======== Data shown ========
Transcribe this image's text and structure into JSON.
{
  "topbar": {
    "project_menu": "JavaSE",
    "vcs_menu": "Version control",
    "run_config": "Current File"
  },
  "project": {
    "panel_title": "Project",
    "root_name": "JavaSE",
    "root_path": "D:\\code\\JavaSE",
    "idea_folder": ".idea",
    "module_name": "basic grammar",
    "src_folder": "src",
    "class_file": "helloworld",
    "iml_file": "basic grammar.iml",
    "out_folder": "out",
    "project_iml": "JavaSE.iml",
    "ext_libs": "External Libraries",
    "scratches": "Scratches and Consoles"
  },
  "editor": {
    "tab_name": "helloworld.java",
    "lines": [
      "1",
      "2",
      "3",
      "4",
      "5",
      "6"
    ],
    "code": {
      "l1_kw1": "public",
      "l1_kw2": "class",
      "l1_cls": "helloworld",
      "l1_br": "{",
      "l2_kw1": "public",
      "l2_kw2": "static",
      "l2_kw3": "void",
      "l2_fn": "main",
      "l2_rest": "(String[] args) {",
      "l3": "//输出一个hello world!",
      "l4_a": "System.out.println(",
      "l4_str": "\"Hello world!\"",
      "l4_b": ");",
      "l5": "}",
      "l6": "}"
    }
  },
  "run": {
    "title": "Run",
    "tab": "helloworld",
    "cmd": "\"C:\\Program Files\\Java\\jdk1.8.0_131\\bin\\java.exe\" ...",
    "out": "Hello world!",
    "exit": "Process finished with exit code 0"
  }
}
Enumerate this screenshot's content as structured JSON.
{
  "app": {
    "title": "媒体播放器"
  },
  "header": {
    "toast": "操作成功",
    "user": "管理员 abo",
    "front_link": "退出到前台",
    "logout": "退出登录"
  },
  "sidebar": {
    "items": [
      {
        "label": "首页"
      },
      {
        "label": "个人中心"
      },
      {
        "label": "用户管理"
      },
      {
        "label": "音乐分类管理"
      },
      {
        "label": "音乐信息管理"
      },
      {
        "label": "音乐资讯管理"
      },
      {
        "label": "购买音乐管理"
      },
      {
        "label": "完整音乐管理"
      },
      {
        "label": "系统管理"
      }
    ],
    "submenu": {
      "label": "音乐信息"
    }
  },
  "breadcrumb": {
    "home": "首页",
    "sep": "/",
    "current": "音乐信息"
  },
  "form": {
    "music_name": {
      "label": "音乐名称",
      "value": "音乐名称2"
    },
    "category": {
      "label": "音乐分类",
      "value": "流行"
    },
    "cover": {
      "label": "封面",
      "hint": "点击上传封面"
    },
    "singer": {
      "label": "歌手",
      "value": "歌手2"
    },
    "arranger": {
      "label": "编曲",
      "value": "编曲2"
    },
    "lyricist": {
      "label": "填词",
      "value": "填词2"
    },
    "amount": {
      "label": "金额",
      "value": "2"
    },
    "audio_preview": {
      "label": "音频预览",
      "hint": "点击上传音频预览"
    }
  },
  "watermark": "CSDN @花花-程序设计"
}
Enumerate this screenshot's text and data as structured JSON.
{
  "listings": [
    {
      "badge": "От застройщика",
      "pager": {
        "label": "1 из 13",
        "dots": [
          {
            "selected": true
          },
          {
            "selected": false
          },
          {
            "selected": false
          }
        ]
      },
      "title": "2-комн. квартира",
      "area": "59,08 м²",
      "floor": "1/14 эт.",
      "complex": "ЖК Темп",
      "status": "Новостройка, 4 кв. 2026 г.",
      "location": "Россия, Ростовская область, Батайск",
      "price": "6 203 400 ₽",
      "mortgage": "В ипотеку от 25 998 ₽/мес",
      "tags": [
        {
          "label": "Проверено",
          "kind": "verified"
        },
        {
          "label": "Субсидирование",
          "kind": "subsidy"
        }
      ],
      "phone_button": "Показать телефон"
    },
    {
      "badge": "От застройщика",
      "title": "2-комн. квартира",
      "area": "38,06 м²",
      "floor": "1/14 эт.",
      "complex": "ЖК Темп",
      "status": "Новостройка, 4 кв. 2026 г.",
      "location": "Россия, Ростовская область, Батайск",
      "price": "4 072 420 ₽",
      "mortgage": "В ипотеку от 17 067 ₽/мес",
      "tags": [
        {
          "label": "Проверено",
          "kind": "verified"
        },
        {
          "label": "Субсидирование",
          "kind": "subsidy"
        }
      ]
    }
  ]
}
========
What to do:
Retype the entries exactly, including every line.

Full output:
Transcribe this image's text and structure into JSON.
{
  "topbar": {
    "project_menu": "JavaSE",
    "vcs_menu": "Version control",
    "run_config": "Current File"
  },
  "project": {
    "panel_title": "Project",
    "root_name": "JavaSE",
    "root_path": "D:\\code\\JavaSE",
    "idea_folder": ".idea",
    "module_name": "basic grammar",
    "src_folder": "src",
    "class_file": "helloworld",
    "iml_file": "basic grammar.iml",
    "out_folder": "out",
    "project_iml": "JavaSE.iml",
    "ext_libs": "External Libraries",
    "scratches": "Scratches and Consoles"
  },
  "editor": {
    "tab_name": "helloworld.java",
    "lines": [
      "1",
      "2",
      "3",
      "4",
      "5",
      "6"
    ],
    "code": {
      "l1_kw1": "public",
      "l1_kw2": "class",
      "l1_cls": "helloworld",
      "l1_br": "{",
      "l2_kw1": "public",
      "l2_kw2": "static",
      "l2_kw3": "void",
      "l2_fn": "main",
      "l2_rest": "(String[] args) {",
      "l3": "//输出一个hello world!",
      "l4_a": "System.out.println(",
      "l4_str": "\"Hello world!\"",
      "l4_b": ");",
      "l5": "}",
      "l6": "}"
    }
  },
  "run": {
    "title": "Run",
    "tab": "helloworld",
    "cmd": "\"C:\\Program Files\\Java\\jdk1.8.0_131\\bin\\java.exe\" ...",
    "out": "Hello world!",
    "exit": "Process finished with exit code 0"
  }
}
Enumerate this screenshot's content as structured JSON.
{
  "app": {
    "title": "媒体播放器"
  },
  "header": {
    "toast": "操作成功",
    "user": "管理员 abo",
    "front_link": "退出到前台",
    "logout": "退出登录"
  },
  "sidebar": {
    "items": [
      {
        "label": "首页"
      },
      {
        "label": "个人中心"
      },
      {
        "label": "用户管理"
      },
      {
        "label": "音乐分类管理"
      },
      {
        "label": "音乐信息管理"
      },
      {
        "label": "音乐资讯管理"
      },
      {
        "label": "购买音乐管理"
      },
      {
        "label": "完整音乐管理"
      },
      {
        "label": "系统管理"
      }
    ],
    "submenu": {
      "label": "音乐信息"
    }
  },
  "breadcrumb": {
    "home": "首页",
    "sep": "/",
    "current": "音乐信息"
  },
  "form": {
    "music_name": {
      "label": "音乐名称",
      "value": "音乐名称2"
    },
    "category": {
      "label": "音乐分类",
      "value": "流行"
    },
    "cover": {
      "label": "封面",
      "hint": "点击上传封面"
    },
    "singer": {
      "label": "歌手",
      "value": "歌手2"
    },
    "arranger": {
      "label": "编曲",
      "value": "编曲2"
    },
    "lyricist": {
      "label": "填词",
      "value": "填词2"
    },
    "amount": {
      "label": "金额",
      "value": "2"
    },
    "audio_preview": {
      "label": "音频预览",
      "hint": "点击上传音频预览"
    }
  },
  "watermark": "CSDN @花花-程序设计"
}
Enumerate this screenshot's text and data as structured JSON.
{
  "listings": [
    {
      "badge": "От застройщика",
      "pager": {
        "label": "1 из 13",
        "dots": [
          {
            "selected": true
          },
          {
            "selected": false
          },
          {
            "selected": false
          }
        ]
      },
      "title": "2-комн. квартира",
      "area": "59,08 м²",
      "floor": "1/14 эт.",
      "complex": "ЖК Темп",
      "status": "Новостройка, 4 кв. 2026 г.",
      "location": "Россия, Ростовская область, Батайск",
      "price": "6 203 400 ₽",
      "mortgage": "В ипотеку от 25 998 ₽/мес",
      "tags": [
        {
          "label": "Проверено",
          "kind": "verified"
        },
        {
          "label": "Субсидирование",
          "kind": "subsidy"
        }
      ],
      "phone_button": "Показать телефон"
    },
    {
      "badge": "От застройщика",
      "title": "2-комн. квартира",
      "area": "38,06 м²",
      "floor": "1/14 эт.",
      "complex": "ЖК Темп",
      "status": "Новостройка, 4 кв. 2026 г.",
      "location": "Россия, Ростовская область, Батайск",
      "price": "4 072 420 ₽",
      "mortgage": "В ипотеку от 17 067 ₽/мес",
      "tags": [
        {
          "label": "Проверено",
          "kind": "verified"
        },
        {
          "label": "Субсидирование",
          "kind": "subsidy"
        }
      ]
    }
  ]
}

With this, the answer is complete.